***** Listed records
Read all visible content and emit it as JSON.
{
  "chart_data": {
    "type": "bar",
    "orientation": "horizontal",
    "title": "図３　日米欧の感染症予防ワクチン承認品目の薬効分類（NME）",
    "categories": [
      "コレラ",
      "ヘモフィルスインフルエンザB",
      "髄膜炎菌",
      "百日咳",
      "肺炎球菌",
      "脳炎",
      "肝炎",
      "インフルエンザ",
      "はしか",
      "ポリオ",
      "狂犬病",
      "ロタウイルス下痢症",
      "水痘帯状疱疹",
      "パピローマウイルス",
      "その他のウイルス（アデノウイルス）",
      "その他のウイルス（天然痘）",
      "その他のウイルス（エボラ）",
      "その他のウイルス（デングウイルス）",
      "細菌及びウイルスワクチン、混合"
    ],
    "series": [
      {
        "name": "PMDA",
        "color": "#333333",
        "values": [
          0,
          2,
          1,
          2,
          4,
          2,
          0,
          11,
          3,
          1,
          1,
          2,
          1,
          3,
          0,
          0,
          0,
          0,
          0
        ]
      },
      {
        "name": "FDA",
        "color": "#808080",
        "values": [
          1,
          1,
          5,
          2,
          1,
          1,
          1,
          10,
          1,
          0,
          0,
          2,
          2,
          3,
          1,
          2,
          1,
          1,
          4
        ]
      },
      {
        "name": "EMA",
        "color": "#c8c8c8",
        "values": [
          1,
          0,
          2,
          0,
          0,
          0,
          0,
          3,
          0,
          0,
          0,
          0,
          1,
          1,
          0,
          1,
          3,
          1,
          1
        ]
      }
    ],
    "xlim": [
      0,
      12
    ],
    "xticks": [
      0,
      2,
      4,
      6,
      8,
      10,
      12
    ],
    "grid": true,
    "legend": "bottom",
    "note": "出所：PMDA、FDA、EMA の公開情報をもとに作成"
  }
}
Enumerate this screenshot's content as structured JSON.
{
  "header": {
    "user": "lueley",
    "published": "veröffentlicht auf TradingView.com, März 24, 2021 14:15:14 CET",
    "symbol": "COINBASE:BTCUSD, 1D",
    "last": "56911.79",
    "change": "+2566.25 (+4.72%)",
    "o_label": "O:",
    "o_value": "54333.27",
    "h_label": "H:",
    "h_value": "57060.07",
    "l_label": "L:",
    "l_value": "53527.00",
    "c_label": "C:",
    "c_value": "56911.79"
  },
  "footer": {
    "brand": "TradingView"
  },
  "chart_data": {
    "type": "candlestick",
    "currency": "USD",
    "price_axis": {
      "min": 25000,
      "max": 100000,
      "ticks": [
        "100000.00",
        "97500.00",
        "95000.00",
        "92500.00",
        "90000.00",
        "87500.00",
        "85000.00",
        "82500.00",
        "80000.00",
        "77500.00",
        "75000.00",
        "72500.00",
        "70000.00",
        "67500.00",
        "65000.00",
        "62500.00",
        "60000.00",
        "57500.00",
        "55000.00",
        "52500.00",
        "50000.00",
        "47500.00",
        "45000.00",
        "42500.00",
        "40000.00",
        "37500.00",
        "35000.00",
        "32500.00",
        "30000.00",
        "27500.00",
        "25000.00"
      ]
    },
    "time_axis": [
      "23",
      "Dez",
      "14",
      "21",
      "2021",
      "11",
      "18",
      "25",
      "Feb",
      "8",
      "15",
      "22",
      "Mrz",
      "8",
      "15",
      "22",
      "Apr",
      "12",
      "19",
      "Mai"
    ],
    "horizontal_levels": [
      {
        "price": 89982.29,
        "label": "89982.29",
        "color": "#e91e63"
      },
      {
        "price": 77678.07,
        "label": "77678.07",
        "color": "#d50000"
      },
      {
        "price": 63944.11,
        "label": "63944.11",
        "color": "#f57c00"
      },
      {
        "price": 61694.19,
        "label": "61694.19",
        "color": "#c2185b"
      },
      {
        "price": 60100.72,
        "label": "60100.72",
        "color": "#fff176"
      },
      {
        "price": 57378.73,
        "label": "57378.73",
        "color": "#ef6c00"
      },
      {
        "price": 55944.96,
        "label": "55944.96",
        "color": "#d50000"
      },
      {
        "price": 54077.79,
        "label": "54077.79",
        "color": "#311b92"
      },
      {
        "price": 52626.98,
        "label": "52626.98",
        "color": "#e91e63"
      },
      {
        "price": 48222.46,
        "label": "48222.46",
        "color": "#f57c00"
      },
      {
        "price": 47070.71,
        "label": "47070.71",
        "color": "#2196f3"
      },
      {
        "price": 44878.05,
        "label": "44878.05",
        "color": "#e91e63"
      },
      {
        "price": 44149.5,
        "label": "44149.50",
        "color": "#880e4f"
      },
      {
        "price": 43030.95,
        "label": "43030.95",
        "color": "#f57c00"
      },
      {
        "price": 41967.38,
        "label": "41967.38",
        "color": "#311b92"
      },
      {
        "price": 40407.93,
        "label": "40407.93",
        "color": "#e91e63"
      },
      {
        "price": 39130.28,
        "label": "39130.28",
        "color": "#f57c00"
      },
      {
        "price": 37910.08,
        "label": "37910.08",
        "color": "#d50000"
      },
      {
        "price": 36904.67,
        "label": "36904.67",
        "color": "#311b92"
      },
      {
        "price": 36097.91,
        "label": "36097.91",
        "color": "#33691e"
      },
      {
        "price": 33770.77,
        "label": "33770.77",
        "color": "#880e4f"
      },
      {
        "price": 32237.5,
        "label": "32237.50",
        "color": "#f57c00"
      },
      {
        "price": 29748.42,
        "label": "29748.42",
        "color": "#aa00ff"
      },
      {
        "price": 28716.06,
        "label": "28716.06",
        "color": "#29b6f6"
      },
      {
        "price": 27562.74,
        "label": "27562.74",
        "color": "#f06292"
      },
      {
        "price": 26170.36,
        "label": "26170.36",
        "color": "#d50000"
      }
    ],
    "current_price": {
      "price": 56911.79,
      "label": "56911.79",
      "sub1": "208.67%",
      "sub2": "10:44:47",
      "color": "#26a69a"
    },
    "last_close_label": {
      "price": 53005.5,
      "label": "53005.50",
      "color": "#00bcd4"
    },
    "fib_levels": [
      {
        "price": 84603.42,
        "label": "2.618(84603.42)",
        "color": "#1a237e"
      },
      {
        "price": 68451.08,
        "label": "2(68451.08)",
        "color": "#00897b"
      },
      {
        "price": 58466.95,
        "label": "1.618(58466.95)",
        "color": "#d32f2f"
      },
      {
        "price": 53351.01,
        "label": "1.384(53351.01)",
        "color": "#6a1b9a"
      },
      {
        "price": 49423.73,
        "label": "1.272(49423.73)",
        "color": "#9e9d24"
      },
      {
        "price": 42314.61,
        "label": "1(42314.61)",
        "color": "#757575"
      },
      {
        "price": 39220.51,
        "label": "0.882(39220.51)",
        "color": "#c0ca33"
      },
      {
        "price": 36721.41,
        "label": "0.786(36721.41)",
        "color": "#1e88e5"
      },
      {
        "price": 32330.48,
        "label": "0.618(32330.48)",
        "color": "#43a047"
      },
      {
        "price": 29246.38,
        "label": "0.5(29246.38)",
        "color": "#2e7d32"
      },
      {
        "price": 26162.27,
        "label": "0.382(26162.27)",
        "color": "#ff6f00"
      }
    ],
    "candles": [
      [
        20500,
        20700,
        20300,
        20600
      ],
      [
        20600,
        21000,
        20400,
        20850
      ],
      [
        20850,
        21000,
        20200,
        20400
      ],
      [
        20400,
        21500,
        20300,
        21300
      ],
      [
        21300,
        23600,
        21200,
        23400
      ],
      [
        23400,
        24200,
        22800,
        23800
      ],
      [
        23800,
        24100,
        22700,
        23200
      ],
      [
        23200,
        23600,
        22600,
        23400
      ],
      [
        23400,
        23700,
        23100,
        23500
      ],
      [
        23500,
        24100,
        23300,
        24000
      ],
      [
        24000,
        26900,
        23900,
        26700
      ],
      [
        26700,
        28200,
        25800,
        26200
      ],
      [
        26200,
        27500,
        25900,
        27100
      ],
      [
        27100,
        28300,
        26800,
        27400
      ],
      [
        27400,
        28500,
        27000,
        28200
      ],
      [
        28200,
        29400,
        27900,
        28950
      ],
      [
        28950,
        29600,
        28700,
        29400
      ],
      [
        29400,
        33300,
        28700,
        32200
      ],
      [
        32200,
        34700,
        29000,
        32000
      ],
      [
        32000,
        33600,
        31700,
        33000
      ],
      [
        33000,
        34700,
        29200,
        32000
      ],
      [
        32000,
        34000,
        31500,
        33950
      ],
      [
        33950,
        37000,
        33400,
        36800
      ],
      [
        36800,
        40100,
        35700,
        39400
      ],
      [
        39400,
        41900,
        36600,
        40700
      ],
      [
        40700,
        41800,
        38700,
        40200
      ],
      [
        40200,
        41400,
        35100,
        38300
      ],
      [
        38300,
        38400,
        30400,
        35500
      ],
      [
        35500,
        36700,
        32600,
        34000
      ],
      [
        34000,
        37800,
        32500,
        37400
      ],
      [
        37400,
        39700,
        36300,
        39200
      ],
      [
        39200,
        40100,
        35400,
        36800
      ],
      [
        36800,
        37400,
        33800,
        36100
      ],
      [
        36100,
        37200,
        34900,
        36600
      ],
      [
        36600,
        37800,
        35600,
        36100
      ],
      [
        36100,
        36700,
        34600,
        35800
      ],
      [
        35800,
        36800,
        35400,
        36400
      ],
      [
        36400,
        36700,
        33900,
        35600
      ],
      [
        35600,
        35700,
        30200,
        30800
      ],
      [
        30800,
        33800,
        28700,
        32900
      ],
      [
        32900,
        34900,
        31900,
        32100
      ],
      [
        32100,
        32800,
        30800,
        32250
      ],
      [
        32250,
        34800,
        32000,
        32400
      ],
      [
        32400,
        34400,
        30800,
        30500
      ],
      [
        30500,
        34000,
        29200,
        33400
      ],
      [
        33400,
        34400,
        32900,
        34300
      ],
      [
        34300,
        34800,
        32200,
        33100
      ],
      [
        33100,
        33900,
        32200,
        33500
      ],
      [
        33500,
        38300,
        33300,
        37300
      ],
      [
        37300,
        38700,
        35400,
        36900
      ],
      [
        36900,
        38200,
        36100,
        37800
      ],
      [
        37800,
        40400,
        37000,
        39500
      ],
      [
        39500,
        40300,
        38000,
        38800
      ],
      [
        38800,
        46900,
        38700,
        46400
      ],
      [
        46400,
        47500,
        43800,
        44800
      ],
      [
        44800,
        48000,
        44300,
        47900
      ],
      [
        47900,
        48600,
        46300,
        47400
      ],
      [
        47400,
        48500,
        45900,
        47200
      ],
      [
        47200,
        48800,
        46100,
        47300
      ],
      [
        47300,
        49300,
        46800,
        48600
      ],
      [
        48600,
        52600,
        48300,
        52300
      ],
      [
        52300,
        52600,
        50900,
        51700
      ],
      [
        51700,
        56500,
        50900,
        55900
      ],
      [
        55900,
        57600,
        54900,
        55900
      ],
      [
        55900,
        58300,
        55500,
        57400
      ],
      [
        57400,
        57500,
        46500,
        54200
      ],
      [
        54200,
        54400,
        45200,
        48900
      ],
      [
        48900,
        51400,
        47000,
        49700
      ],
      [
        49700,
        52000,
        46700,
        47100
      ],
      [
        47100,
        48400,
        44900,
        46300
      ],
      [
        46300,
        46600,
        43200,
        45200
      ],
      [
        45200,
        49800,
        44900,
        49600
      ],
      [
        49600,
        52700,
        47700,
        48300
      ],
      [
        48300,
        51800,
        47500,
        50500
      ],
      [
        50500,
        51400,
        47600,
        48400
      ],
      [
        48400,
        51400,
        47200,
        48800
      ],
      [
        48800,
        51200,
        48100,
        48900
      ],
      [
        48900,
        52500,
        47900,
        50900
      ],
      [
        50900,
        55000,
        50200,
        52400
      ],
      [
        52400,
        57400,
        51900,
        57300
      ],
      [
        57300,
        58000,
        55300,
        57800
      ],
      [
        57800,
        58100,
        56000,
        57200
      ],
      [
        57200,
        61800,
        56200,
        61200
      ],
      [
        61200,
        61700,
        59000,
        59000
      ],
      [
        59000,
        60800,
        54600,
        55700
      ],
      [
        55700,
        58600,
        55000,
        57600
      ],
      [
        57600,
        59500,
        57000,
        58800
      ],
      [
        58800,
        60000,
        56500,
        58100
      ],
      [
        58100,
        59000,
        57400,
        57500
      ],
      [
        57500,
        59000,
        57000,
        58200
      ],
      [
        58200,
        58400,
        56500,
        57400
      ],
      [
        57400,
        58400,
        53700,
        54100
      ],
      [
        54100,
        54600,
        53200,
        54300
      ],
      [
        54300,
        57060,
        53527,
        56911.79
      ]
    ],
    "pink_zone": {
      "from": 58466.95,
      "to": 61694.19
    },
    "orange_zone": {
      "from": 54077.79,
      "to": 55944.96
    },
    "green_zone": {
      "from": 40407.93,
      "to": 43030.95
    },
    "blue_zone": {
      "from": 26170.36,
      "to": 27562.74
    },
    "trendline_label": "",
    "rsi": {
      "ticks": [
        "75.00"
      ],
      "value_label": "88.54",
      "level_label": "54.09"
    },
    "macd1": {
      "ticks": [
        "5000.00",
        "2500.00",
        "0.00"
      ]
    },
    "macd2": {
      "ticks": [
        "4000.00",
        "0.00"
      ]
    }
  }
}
**********
:: Task prompt ::
Each line that holds the word "content" is to be copied.

:: Response to this exercise ::
Read all visible content and emit it as JSON.
Enumerate this screenshot's content as structured JSON.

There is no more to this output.